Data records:
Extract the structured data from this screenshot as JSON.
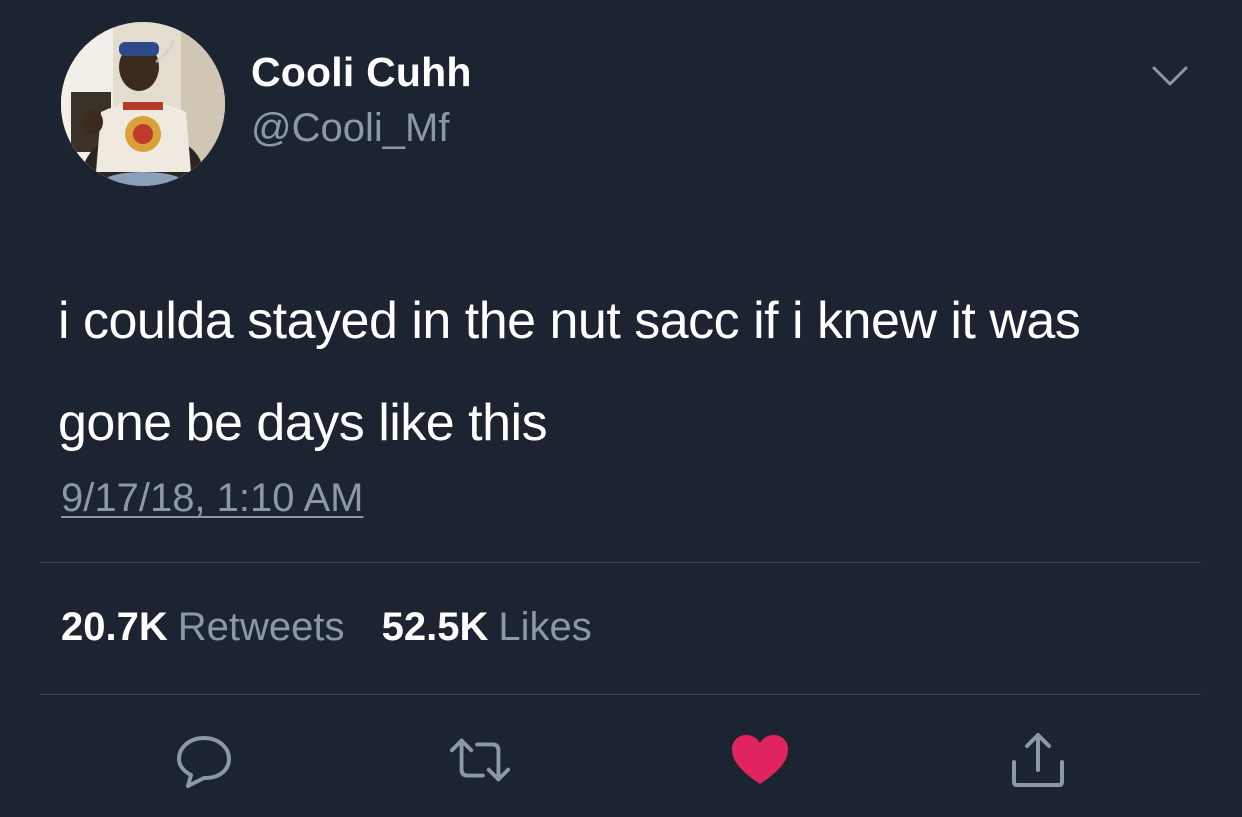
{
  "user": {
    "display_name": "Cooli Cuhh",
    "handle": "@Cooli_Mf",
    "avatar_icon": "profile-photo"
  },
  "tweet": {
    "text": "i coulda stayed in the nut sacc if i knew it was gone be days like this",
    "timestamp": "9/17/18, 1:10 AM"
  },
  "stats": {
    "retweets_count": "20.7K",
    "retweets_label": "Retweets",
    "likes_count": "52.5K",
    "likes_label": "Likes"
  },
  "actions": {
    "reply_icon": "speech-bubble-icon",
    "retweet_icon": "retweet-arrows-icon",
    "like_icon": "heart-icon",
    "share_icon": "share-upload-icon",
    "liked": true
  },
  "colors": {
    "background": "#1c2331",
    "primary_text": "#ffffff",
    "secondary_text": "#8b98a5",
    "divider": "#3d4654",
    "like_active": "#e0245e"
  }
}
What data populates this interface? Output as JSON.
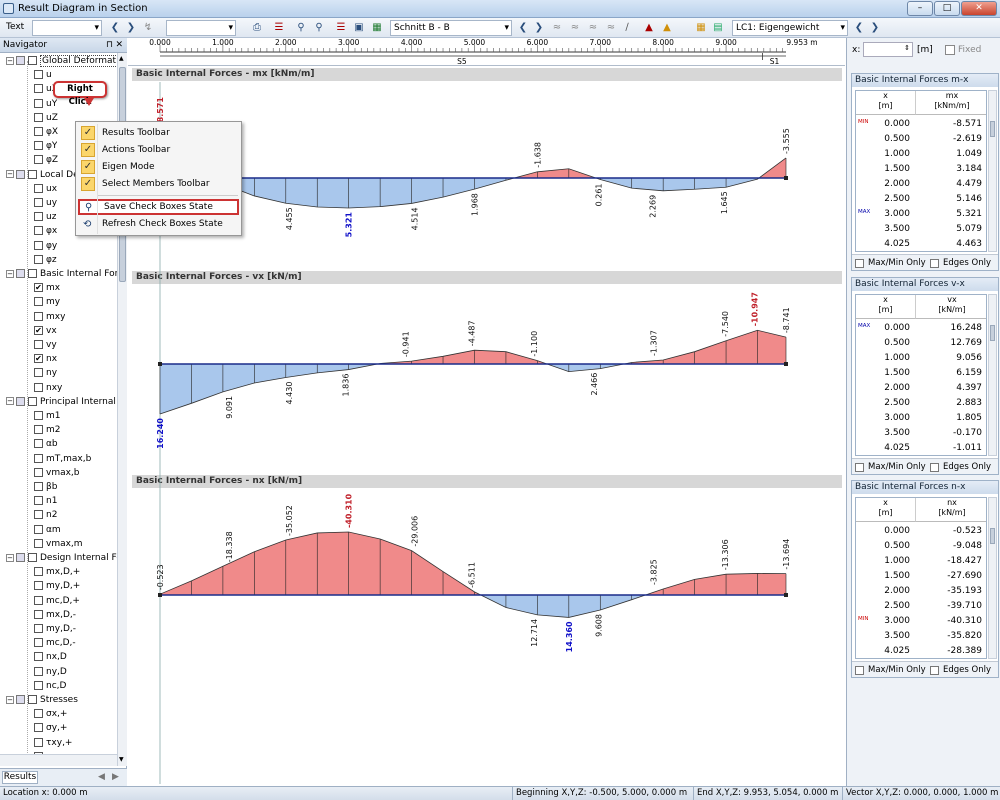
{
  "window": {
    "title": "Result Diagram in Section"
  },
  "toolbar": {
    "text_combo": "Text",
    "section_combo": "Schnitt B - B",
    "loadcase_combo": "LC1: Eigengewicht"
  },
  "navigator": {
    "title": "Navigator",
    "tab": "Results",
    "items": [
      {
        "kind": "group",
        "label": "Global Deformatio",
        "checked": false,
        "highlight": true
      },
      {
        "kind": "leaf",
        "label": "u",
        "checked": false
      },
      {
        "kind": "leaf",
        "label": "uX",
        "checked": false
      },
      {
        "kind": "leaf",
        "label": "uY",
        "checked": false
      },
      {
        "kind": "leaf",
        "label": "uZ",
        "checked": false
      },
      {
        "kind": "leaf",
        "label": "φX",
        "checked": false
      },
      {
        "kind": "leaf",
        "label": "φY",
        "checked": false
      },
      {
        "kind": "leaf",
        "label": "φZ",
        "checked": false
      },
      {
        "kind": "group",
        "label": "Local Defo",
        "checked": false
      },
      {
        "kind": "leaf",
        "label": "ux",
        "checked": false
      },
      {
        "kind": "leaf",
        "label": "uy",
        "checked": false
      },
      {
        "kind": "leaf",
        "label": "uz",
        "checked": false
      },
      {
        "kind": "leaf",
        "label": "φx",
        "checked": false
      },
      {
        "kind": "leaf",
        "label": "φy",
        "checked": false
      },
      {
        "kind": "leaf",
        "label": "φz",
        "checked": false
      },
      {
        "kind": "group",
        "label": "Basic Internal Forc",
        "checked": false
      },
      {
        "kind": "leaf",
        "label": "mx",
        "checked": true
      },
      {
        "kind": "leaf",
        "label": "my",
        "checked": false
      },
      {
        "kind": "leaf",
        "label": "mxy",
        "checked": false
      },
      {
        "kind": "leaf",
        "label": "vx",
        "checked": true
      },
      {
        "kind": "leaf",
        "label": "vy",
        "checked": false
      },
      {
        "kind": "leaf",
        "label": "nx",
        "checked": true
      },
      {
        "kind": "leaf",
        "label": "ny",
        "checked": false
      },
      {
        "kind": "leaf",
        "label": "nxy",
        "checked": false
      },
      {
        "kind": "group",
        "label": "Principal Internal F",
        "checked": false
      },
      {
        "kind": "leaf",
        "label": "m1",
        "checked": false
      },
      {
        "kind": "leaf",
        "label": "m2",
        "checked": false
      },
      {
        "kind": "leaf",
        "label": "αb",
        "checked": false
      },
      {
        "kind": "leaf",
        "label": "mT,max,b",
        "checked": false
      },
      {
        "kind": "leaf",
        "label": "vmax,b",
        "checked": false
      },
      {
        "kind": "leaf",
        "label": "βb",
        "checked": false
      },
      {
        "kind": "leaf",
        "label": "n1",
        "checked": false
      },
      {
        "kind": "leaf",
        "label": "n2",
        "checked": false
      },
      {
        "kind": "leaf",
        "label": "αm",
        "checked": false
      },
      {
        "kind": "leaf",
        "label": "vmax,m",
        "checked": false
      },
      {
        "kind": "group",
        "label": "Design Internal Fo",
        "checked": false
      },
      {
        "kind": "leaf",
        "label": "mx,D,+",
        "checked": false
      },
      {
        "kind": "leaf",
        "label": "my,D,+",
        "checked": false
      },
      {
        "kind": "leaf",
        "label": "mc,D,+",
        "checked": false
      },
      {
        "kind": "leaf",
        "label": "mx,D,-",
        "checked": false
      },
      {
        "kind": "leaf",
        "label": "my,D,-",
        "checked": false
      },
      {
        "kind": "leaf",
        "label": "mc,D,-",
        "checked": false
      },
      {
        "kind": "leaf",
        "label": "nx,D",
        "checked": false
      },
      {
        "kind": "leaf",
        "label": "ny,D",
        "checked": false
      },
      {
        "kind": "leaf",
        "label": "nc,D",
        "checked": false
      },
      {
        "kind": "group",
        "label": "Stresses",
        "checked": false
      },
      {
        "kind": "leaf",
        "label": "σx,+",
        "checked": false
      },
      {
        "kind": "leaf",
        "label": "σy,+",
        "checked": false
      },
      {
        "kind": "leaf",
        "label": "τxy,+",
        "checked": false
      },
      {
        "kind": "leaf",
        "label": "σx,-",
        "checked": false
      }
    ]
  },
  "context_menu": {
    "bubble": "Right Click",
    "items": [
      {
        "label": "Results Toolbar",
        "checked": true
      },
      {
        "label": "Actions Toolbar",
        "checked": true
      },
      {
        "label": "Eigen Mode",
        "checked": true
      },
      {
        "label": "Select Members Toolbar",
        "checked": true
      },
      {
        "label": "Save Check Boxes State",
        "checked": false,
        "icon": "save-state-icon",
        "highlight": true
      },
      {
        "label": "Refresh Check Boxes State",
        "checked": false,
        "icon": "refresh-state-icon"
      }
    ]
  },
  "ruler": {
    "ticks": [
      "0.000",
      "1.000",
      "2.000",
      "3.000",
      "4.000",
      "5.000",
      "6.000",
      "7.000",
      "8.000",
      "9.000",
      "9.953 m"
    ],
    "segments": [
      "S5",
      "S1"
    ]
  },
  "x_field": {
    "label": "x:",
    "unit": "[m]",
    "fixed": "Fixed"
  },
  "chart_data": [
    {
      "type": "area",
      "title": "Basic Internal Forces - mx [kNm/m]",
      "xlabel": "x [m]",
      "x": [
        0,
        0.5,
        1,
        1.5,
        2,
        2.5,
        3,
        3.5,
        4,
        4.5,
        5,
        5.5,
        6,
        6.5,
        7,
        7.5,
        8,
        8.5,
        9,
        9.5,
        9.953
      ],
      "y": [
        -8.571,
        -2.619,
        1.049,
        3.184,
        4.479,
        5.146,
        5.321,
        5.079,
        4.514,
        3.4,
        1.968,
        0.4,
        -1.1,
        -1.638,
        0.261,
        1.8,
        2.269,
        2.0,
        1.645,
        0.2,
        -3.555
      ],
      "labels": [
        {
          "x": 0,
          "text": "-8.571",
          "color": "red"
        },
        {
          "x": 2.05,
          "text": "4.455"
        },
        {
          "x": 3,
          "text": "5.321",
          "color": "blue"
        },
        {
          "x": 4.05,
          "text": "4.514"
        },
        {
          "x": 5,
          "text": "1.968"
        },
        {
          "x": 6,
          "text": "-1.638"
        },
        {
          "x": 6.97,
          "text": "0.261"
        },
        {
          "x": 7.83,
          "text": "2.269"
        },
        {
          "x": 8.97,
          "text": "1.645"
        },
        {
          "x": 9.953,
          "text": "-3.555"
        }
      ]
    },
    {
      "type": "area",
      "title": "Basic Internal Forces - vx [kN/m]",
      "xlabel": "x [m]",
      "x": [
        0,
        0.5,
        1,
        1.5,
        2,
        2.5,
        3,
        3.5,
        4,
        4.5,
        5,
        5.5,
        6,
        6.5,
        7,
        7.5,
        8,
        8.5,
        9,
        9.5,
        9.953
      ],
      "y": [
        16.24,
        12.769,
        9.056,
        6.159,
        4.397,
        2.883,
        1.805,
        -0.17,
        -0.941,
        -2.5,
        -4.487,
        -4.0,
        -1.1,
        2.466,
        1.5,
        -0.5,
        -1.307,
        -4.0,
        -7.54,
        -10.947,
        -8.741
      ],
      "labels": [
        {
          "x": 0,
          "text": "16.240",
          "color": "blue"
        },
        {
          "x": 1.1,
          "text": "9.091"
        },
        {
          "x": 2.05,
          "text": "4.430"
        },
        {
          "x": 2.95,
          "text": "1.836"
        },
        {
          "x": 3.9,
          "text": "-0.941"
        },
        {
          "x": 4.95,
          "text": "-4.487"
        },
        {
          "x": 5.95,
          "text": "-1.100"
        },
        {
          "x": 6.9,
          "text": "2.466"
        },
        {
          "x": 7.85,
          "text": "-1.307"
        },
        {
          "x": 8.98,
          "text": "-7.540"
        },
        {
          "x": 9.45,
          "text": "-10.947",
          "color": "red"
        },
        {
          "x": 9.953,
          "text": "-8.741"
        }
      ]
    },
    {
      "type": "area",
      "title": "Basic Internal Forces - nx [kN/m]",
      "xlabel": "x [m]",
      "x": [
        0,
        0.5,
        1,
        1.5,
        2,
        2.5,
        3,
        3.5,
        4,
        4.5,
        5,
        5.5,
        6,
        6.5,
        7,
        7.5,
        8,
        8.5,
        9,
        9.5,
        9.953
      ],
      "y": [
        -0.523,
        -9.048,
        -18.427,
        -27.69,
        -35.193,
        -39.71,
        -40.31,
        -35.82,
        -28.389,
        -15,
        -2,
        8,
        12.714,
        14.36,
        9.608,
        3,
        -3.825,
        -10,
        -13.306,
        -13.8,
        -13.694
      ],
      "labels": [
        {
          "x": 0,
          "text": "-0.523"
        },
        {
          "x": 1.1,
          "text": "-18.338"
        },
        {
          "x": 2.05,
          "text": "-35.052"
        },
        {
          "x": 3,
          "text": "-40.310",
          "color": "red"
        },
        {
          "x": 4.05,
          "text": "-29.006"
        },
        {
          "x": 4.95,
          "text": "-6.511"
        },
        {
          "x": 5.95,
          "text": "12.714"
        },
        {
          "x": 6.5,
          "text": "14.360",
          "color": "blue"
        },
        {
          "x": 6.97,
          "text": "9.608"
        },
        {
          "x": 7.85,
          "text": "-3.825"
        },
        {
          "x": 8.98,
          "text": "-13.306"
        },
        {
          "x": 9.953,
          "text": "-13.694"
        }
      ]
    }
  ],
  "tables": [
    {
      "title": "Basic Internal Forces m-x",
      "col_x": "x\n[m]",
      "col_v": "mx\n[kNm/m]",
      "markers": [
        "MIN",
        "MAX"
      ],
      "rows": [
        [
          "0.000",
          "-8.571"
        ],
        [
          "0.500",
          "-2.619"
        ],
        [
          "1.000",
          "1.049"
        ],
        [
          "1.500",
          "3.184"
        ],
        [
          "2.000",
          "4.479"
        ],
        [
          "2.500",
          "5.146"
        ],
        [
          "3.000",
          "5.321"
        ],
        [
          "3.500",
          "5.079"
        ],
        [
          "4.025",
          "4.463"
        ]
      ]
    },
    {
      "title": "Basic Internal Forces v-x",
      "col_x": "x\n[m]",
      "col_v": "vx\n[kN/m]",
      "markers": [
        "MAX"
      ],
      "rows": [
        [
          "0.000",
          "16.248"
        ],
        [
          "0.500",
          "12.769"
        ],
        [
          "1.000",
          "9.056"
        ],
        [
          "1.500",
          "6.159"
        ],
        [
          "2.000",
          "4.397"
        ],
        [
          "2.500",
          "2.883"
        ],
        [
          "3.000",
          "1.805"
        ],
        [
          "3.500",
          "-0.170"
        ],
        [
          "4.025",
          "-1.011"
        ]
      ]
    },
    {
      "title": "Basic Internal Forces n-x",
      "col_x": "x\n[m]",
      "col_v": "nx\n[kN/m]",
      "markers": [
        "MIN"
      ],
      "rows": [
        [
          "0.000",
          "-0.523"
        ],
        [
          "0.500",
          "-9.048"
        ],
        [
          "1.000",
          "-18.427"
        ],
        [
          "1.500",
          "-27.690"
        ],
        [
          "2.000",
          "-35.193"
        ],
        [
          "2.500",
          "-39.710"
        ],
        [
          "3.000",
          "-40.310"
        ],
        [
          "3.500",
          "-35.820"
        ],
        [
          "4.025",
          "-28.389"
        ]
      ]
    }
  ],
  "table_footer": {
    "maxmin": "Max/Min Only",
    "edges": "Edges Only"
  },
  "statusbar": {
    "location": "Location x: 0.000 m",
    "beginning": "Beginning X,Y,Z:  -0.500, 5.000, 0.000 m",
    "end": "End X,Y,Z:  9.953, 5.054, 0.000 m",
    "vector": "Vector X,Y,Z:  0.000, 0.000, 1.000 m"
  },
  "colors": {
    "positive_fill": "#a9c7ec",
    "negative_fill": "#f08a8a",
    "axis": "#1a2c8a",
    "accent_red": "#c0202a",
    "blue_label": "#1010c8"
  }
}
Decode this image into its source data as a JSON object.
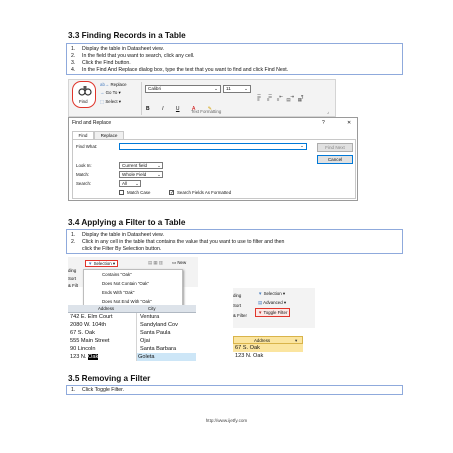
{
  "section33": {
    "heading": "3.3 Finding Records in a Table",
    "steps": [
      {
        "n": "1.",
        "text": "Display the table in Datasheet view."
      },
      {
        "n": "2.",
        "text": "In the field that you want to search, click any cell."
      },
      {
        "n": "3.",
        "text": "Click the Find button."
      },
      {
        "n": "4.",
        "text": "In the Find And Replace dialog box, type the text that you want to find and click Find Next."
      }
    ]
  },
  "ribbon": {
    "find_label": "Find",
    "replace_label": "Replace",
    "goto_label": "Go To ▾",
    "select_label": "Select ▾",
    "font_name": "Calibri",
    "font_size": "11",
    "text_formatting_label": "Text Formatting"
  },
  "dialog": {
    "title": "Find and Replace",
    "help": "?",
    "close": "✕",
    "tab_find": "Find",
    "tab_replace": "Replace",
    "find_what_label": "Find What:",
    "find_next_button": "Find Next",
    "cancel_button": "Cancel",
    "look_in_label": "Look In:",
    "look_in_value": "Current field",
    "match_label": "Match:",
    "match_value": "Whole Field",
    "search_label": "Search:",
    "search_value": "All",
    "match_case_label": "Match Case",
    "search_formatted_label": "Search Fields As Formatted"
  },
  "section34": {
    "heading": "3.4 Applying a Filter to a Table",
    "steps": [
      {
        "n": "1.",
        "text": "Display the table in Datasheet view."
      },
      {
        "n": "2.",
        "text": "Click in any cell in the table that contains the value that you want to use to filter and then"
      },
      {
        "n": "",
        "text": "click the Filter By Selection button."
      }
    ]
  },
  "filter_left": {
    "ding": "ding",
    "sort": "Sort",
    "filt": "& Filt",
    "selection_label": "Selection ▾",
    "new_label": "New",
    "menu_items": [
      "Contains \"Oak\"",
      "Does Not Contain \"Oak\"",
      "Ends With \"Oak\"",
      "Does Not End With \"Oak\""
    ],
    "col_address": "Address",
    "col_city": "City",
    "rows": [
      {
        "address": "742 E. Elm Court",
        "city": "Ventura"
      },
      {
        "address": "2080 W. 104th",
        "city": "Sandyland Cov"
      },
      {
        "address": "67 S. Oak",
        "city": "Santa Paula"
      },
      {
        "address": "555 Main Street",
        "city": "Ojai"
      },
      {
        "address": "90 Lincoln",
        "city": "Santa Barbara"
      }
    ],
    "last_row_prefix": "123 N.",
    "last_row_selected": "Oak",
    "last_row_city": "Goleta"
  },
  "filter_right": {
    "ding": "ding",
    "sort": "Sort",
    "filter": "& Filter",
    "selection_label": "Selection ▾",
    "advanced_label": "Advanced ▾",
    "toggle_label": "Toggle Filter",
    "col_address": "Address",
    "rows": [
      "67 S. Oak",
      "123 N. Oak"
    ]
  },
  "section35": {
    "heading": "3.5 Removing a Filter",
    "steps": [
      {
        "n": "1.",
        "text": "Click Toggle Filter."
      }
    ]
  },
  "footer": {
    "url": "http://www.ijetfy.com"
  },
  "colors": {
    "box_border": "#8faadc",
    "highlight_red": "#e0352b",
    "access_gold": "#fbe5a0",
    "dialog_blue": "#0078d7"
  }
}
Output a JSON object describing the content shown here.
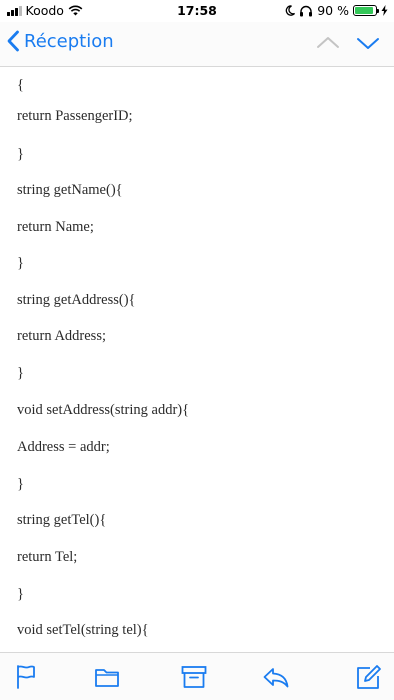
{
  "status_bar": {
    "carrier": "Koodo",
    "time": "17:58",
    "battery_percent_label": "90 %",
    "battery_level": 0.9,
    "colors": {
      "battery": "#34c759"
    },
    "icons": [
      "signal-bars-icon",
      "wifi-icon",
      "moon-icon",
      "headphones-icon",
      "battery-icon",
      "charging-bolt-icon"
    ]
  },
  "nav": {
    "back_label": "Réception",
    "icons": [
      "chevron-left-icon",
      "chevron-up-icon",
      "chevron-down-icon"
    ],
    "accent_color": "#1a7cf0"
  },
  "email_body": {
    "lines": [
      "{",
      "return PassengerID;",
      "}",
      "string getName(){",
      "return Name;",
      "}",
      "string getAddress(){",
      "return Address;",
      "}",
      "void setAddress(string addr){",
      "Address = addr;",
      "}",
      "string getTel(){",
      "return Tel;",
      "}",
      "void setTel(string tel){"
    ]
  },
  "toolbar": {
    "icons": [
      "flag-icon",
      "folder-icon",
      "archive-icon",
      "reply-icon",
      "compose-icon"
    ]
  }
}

EXERCISE DETAILS:
What is the number of lines above that contain the string "Boxes"? Answer with the number alone.

RESPONSE BELOW:
2